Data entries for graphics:
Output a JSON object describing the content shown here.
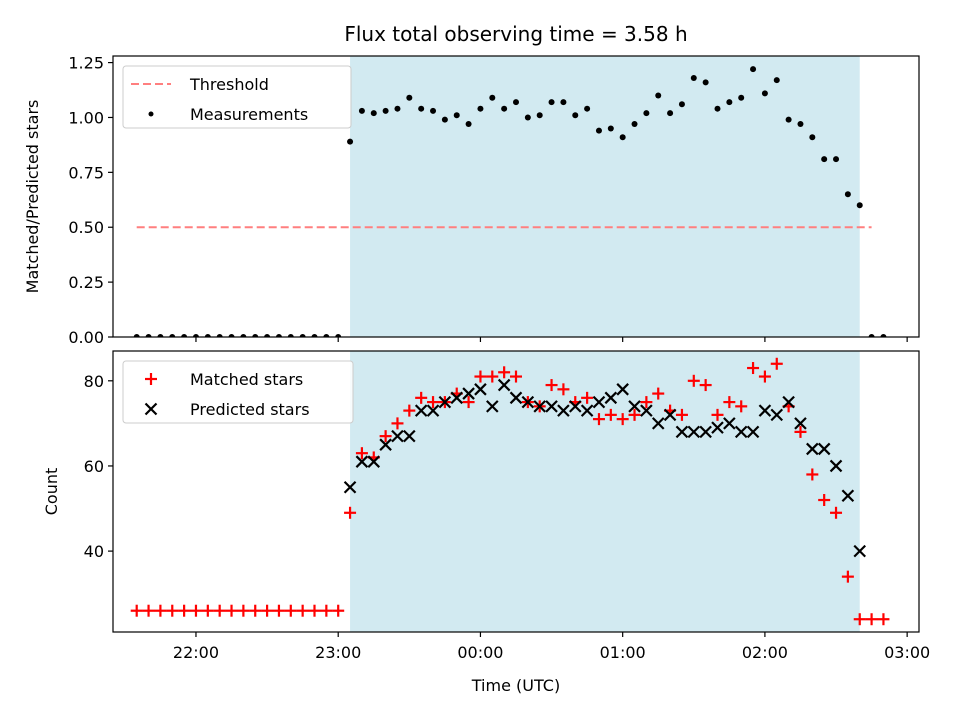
{
  "title": "Flux total observing time = 3.58 h",
  "colors": {
    "shade": "#add8e6",
    "threshold": "#ff7f7f",
    "matched": "#ff0000",
    "predicted": "#000000",
    "measurements": "#000000"
  },
  "chart_data": [
    {
      "type": "scatter",
      "ylabel": "Matched/Predicted stars",
      "ylim": [
        0,
        1.28
      ],
      "yticks": [
        0.0,
        0.25,
        0.5,
        0.75,
        1.0,
        1.25
      ],
      "ytick_labels": [
        "0.00",
        "0.25",
        "0.50",
        "0.75",
        "1.00",
        "1.25"
      ],
      "shaded_interval": [
        "23:05",
        "02:40"
      ],
      "legend_position": "upper-left",
      "legend": [
        {
          "key": "threshold",
          "label": "Threshold",
          "marker": "dash"
        },
        {
          "key": "measurements",
          "label": "Measurements",
          "marker": "dot"
        }
      ],
      "threshold": {
        "y": 0.5,
        "x_range": [
          "21:35",
          "02:45"
        ]
      },
      "x_times": [
        "21:35",
        "21:40",
        "21:45",
        "21:50",
        "21:55",
        "22:00",
        "22:05",
        "22:10",
        "22:15",
        "22:20",
        "22:25",
        "22:30",
        "22:35",
        "22:40",
        "22:45",
        "22:50",
        "22:55",
        "23:00",
        "23:05",
        "23:10",
        "23:15",
        "23:20",
        "23:25",
        "23:30",
        "23:35",
        "23:40",
        "23:45",
        "23:50",
        "23:55",
        "00:00",
        "00:05",
        "00:10",
        "00:15",
        "00:20",
        "00:25",
        "00:30",
        "00:35",
        "00:40",
        "00:45",
        "00:50",
        "00:55",
        "01:00",
        "01:05",
        "01:10",
        "01:15",
        "01:20",
        "01:25",
        "01:30",
        "01:35",
        "01:40",
        "01:45",
        "01:50",
        "01:55",
        "02:00",
        "02:05",
        "02:10",
        "02:15",
        "02:20",
        "02:25",
        "02:30",
        "02:35",
        "02:40",
        "02:45",
        "02:50"
      ],
      "measurements": [
        0,
        0,
        0,
        0,
        0,
        0,
        0,
        0,
        0,
        0,
        0,
        0,
        0,
        0,
        0,
        0,
        0,
        0,
        0.89,
        1.03,
        1.02,
        1.03,
        1.04,
        1.09,
        1.04,
        1.03,
        0.99,
        1.01,
        0.97,
        1.04,
        1.09,
        1.04,
        1.07,
        1.0,
        1.01,
        1.07,
        1.07,
        1.01,
        1.04,
        0.94,
        0.95,
        0.91,
        0.97,
        1.02,
        1.1,
        1.02,
        1.06,
        1.18,
        1.16,
        1.04,
        1.07,
        1.09,
        1.22,
        1.11,
        1.17,
        0.99,
        0.97,
        0.91,
        0.81,
        0.81,
        0.65,
        0.6,
        0,
        0
      ]
    },
    {
      "type": "scatter",
      "xlabel": "Time (UTC)",
      "ylabel": "Count",
      "ylim": [
        21,
        87
      ],
      "yticks": [
        40,
        60,
        80
      ],
      "ytick_labels": [
        "40",
        "60",
        "80"
      ],
      "xlim": [
        "21:25",
        "03:05"
      ],
      "xticks": [
        "22:00",
        "23:00",
        "00:00",
        "01:00",
        "02:00",
        "03:00"
      ],
      "shaded_interval": [
        "23:05",
        "02:40"
      ],
      "legend_position": "upper-left",
      "legend": [
        {
          "key": "matched",
          "label": "Matched stars",
          "marker": "plus"
        },
        {
          "key": "predicted",
          "label": "Predicted stars",
          "marker": "x"
        }
      ],
      "x_times_matched": [
        "21:35",
        "21:40",
        "21:45",
        "21:50",
        "21:55",
        "22:00",
        "22:05",
        "22:10",
        "22:15",
        "22:20",
        "22:25",
        "22:30",
        "22:35",
        "22:40",
        "22:45",
        "22:50",
        "22:55",
        "23:00",
        "23:05",
        "23:10",
        "23:15",
        "23:20",
        "23:25",
        "23:30",
        "23:35",
        "23:40",
        "23:45",
        "23:50",
        "23:55",
        "00:00",
        "00:05",
        "00:10",
        "00:15",
        "00:20",
        "00:25",
        "00:30",
        "00:35",
        "00:40",
        "00:45",
        "00:50",
        "00:55",
        "01:00",
        "01:05",
        "01:10",
        "01:15",
        "01:20",
        "01:25",
        "01:30",
        "01:35",
        "01:40",
        "01:45",
        "01:50",
        "01:55",
        "02:00",
        "02:05",
        "02:10",
        "02:15",
        "02:20",
        "02:25",
        "02:30",
        "02:35",
        "02:40",
        "02:45",
        "02:50"
      ],
      "matched": [
        26,
        26,
        26,
        26,
        26,
        26,
        26,
        26,
        26,
        26,
        26,
        26,
        26,
        26,
        26,
        26,
        26,
        26,
        49,
        63,
        62,
        67,
        70,
        73,
        76,
        75,
        75,
        77,
        75,
        81,
        81,
        82,
        81,
        75,
        74,
        79,
        78,
        75,
        76,
        71,
        72,
        71,
        72,
        75,
        77,
        73,
        72,
        80,
        79,
        72,
        75,
        74,
        83,
        81,
        84,
        74,
        68,
        58,
        52,
        49,
        34,
        24,
        24,
        24
      ],
      "x_times_predicted": [
        "23:05",
        "23:10",
        "23:15",
        "23:20",
        "23:25",
        "23:30",
        "23:35",
        "23:40",
        "23:45",
        "23:50",
        "23:55",
        "00:00",
        "00:05",
        "00:10",
        "00:15",
        "00:20",
        "00:25",
        "00:30",
        "00:35",
        "00:40",
        "00:45",
        "00:50",
        "00:55",
        "01:00",
        "01:05",
        "01:10",
        "01:15",
        "01:20",
        "01:25",
        "01:30",
        "01:35",
        "01:40",
        "01:45",
        "01:50",
        "01:55",
        "02:00",
        "02:05",
        "02:10",
        "02:15",
        "02:20",
        "02:25",
        "02:30",
        "02:35",
        "02:40"
      ],
      "predicted": [
        55,
        61,
        61,
        65,
        67,
        67,
        73,
        73,
        75,
        76,
        77,
        78,
        74,
        79,
        76,
        75,
        74,
        74,
        73,
        74,
        73,
        75,
        76,
        78,
        74,
        73,
        70,
        72,
        68,
        68,
        68,
        69,
        70,
        68,
        68,
        73,
        72,
        75,
        70,
        64,
        64,
        60,
        53,
        40
      ]
    }
  ]
}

Aim of the task
Select from the material above each line in which the string "ylabel" appears, and list those lines.

Result of the task
      "ylabel": "Matched/Predicted stars",
      "ylabel": "Count",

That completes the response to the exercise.